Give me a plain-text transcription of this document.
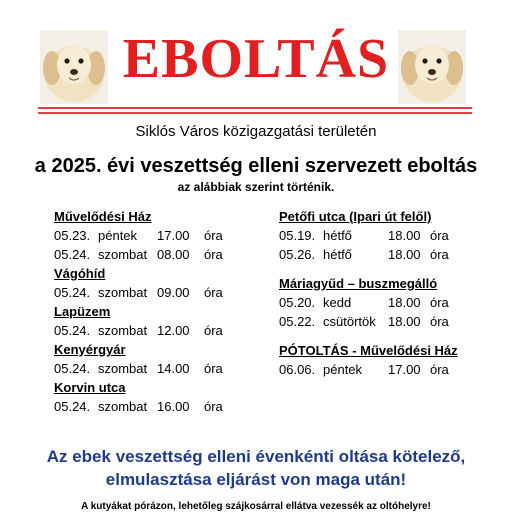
EBOLTÁS
Siklós Város közigazgatási területén
a 2025. évi veszettség elleni szervezett eboltás
az alábbiak szerint történik.
Művelődési Ház
05.23. péntek 17.00 óra
05.24. szombat 08.00 óra
Vágóhíd
05.24. szombat 09.00 óra
Lapüzem
05.24. szombat 12.00 óra
Kenyérgyár
05.24. szombat 14.00 óra
Korvin utca
05.24. szombat 16.00 óra
Petőfi utca (Ipari út felől)
05.19. hétfő	18.00 óra
05.26. hétfő	18.00 óra
Máriagyűd – buszmegálló
05.20. kedd	18.00 óra
05.22. csütörtök 18.00 óra
PÓTOLTÁS - Művelődési Ház
06.06. péntek 17.00 óra
Az ebek veszettség elleni évenkénti oltása kötelező,
elmulasztása eljárást von maga után!
A kutyákat pórázon, lehetőleg szájkosárral ellátva vezessék az oltóhelyre!
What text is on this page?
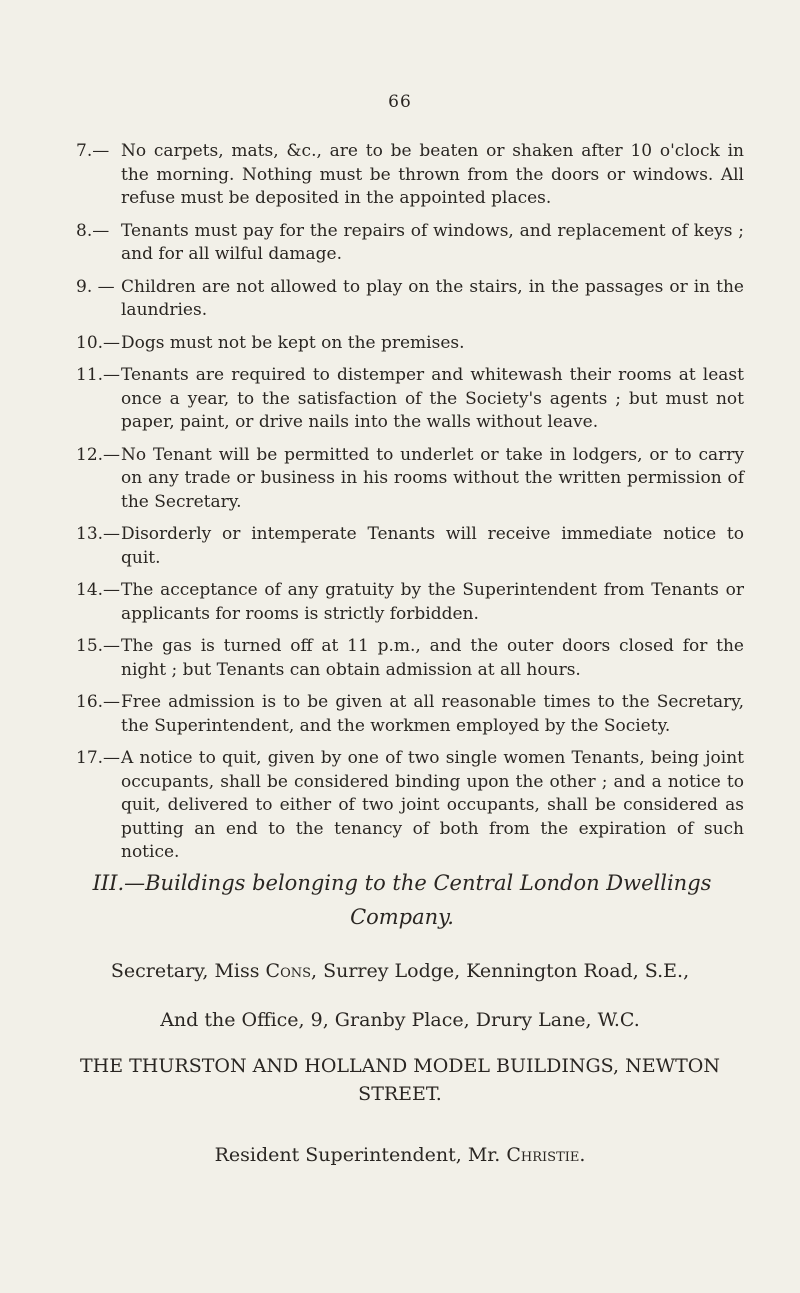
66
7.— No carpets, mats, &c., are to be beaten or shaken after 10 o'clock in the morning. Nothing must be thrown from the doors or windows. All refuse must be deposited in the appointed places.
8.— Tenants must pay for the repairs of windows, and replacement of keys ; and for all wilful damage.
9. — Children are not allowed to play on the stairs, in the passages or in the laundries.
10.— Dogs must not be kept on the premises.
11.— Tenants are required to distemper and whitewash their rooms at least once a year, to the satisfaction of the Society's agents ; but must not paper, paint, or drive nails into the walls without leave.
12.— No Tenant will be permitted to underlet or take in lodgers, or to carry on any trade or business in his rooms without the written permission of the Secretary.
13.— Disorderly or intemperate Tenants will receive immediate notice to quit.
14.— The acceptance of any gratuity by the Superintendent from Tenants or applicants for rooms is strictly forbidden.
15.— The gas is turned off at 11 p.m., and the outer doors closed for the night ; but Tenants can obtain admission at all hours.
16.— Free admission is to be given at all reasonable times to the Secretary, the Superintendent, and the workmen employed by the Society.
17.— A notice to quit, given by one of two single women Tenants, being joint occupants, shall be considered binding upon the other ; and a notice to quit, delivered to either of two joint occupants, shall be considered as putting an end to the tenancy of both from the expiration of such notice.
III.—Buildings belonging to the Central London Dwellings Company.
Secretary, Miss Cons, Surrey Lodge, Kennington Road, S.E.,
And the Office, 9, Granby Place, Drury Lane, W.C.
THE THURSTON AND HOLLAND MODEL BUILDINGS, NEWTON STREET.
Resident Superintendent, Mr. Christie.
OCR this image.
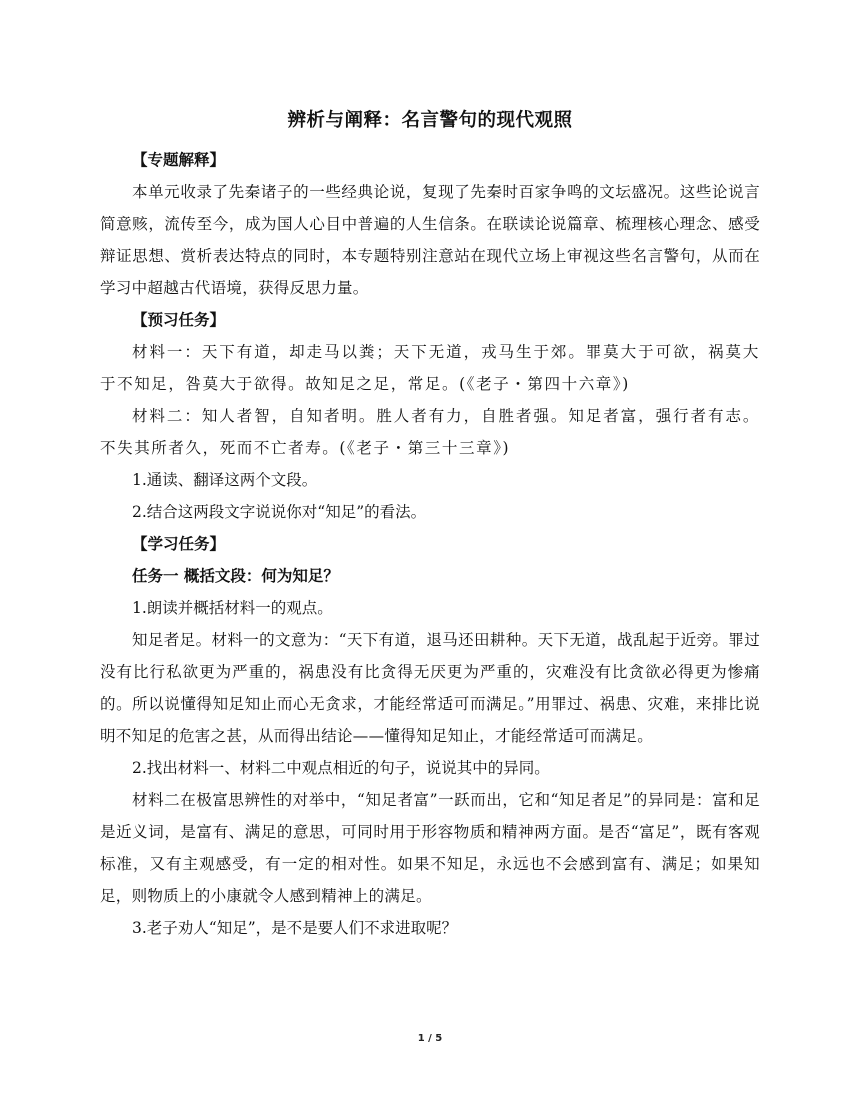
辨析与阐释：名言警句的现代观照

【专题解释】

本单元收录了先秦诸子的一些经典论说，复现了先秦时百家争鸣的文坛盛况。这些论说言简意赅，流传至今，成为国人心目中普遍的人生信条。在联读论说篇章、梳理核心理念、感受辩证思想、赏析表达特点的同时，本专题特别注意站在现代立场上审视这些名言警句，从而在学习中超越古代语境，获得反思力量。

【预习任务】

材料一：天下有道，却走马以粪；天下无道，戎马生于郊。罪莫大于可欲，祸莫大于不知足，咎莫大于欲得。故知足之足，常足。(《老子・第四十六章》)

材料二：知人者智，自知者明。胜人者有力，自胜者强。知足者富，强行者有志。不失其所者久，死而不亡者寿。(《老子・第三十三章》)

1.通读、翻译这两个文段。

2.结合这两段文字说说你对“知足”的看法。

【学习任务】

任务一 概括文段：何为知足？

1.朗读并概括材料一的观点。

知足者足。材料一的文意为：“天下有道，退马还田耕种。天下无道，战乱起于近旁。罪过没有比行私欲更为严重的，祸患没有比贪得无厌更为严重的，灾难没有比贪欲必得更为惨痛的。所以说懂得知足知止而心无贪求，才能经常适可而满足。”用罪过、祸患、灾难，来排比说明不知足的危害之甚，从而得出结论——懂得知足知止，才能经常适可而满足。

2.找出材料一、材料二中观点相近的句子，说说其中的异同。

材料二在极富思辨性的对举中，“知足者富”一跃而出，它和“知足者足”的异同是：富和足是近义词，是富有、满足的意思，可同时用于形容物质和精神两方面。是否“富足”，既有客观标准，又有主观感受，有一定的相对性。如果不知足，永远也不会感到富有、满足；如果知足，则物质上的小康就令人感到精神上的满足。

3.老子劝人“知足”，是不是要人们不求进取呢？

1 / 5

□ □ □

What you should do:
Copy the records word for word, leaving no picture in the copy.

The output:
Give me a plain-text transcription of this document.
EBOLTÁS
Siklós Város közigazgatási területén
a 2025. évi veszettség elleni szervezett eboltás
az alábbiak szerint történik.
Művelődési Ház
05.23. péntek 17.00 óra
05.24. szombat 08.00 óra
Vágóhíd
05.24. szombat 09.00 óra
Lapüzem
05.24. szombat 12.00 óra
Kenyérgyár
05.24. szombat 14.00 óra
Korvin utca
05.24. szombat 16.00 óra
Petőfi utca (Ipari út felől)
05.19. hétfő	18.00 óra
05.26. hétfő	18.00 óra
Máriagyűd – buszmegálló
05.20. kedd	18.00 óra
05.22. csütörtök 18.00 óra
PÓTOLTÁS - Művelődési Ház
06.06. péntek 17.00 óra
Az ebek veszettség elleni évenkénti oltása kötelező,
elmulasztása eljárást von maga után!
A kutyákat pórázon, lehetőleg szájkosárral ellátva vezessék az oltóhelyre!
What text is on this page?
66
7.— No carpets, mats, &c., are to be beaten or shaken after 10 o'clock in the morning. Nothing must be thrown from the doors or windows. All refuse must be deposited in the appointed places.
8.— Tenants must pay for the repairs of windows, and replacement of keys ; and for all wilful damage.
9. — Children are not allowed to play on the stairs, in the passages or in the laundries.
10.— Dogs must not be kept on the premises.
11.— Tenants are required to distemper and whitewash their rooms at least once a year, to the satisfaction of the Society's agents ; but must not paper, paint, or drive nails into the walls without leave.
12.— No Tenant will be permitted to underlet or take in lodgers, or to carry on any trade or business in his rooms without the written permission of the Secretary.
13.— Disorderly or intemperate Tenants will receive immediate notice to quit.
14.— The acceptance of any gratuity by the Superintendent from Tenants or applicants for rooms is strictly forbidden.
15.— The gas is turned off at 11 p.m., and the outer doors closed for the night ; but Tenants can obtain admission at all hours.
16.— Free admission is to be given at all reasonable times to the Secretary, the Superintendent, and the workmen employed by the Society.
17.— A notice to quit, given by one of two single women Tenants, being joint occupants, shall be considered binding upon the other ; and a notice to quit, delivered to either of two joint occupants, shall be considered as putting an end to the tenancy of both from the expiration of such notice.
III.—Buildings belonging to the Central London Dwellings Company.
Secretary, Miss Cons, Surrey Lodge, Kennington Road, S.E.,
And the Office, 9, Granby Place, Drury Lane, W.C.
THE THURSTON AND HOLLAND MODEL BUILDINGS, NEWTON STREET.
Resident Superintendent, Mr. Christie.
OCR this image.
辨析与阐释：名言警句的现代观照

【专题解释】

本单元收录了先秦诸子的一些经典论说，复现了先秦时百家争鸣的文坛盛况。这些论说言简意赅，流传至今，成为国人心目中普遍的人生信条。在联读论说篇章、梳理核心理念、感受辩证思想、赏析表达特点的同时，本专题特别注意站在现代立场上审视这些名言警句，从而在学习中超越古代语境，获得反思力量。

【预习任务】

材料一：天下有道，却走马以粪；天下无道，戎马生于郊。罪莫大于可欲，祸莫大于不知足，咎莫大于欲得。故知足之足，常足。(《老子・第四十六章》)

材料二：知人者智，自知者明。胜人者有力，自胜者强。知足者富，强行者有志。不失其所者久，死而不亡者寿。(《老子・第三十三章》)

1.通读、翻译这两个文段。

2.结合这两段文字说说你对“知足”的看法。

【学习任务】

任务一 概括文段：何为知足？

1.朗读并概括材料一的观点。

知足者足。材料一的文意为：“天下有道，退马还田耕种。天下无道，战乱起于近旁。罪过没有比行私欲更为严重的，祸患没有比贪得无厌更为严重的，灾难没有比贪欲必得更为惨痛的。所以说懂得知足知止而心无贪求，才能经常适可而满足。”用罪过、祸患、灾难，来排比说明不知足的危害之甚，从而得出结论——懂得知足知止，才能经常适可而满足。

2.找出材料一、材料二中观点相近的句子，说说其中的异同。

材料二在极富思辨性的对举中，“知足者富”一跃而出，它和“知足者足”的异同是：富和足是近义词，是富有、满足的意思，可同时用于形容物质和精神两方面。是否“富足”，既有客观标准，又有主观感受，有一定的相对性。如果不知足，永远也不会感到富有、满足；如果知足，则物质上的小康就令人感到精神上的满足。

3.老子劝人“知足”，是不是要人们不求进取呢？

1 / 5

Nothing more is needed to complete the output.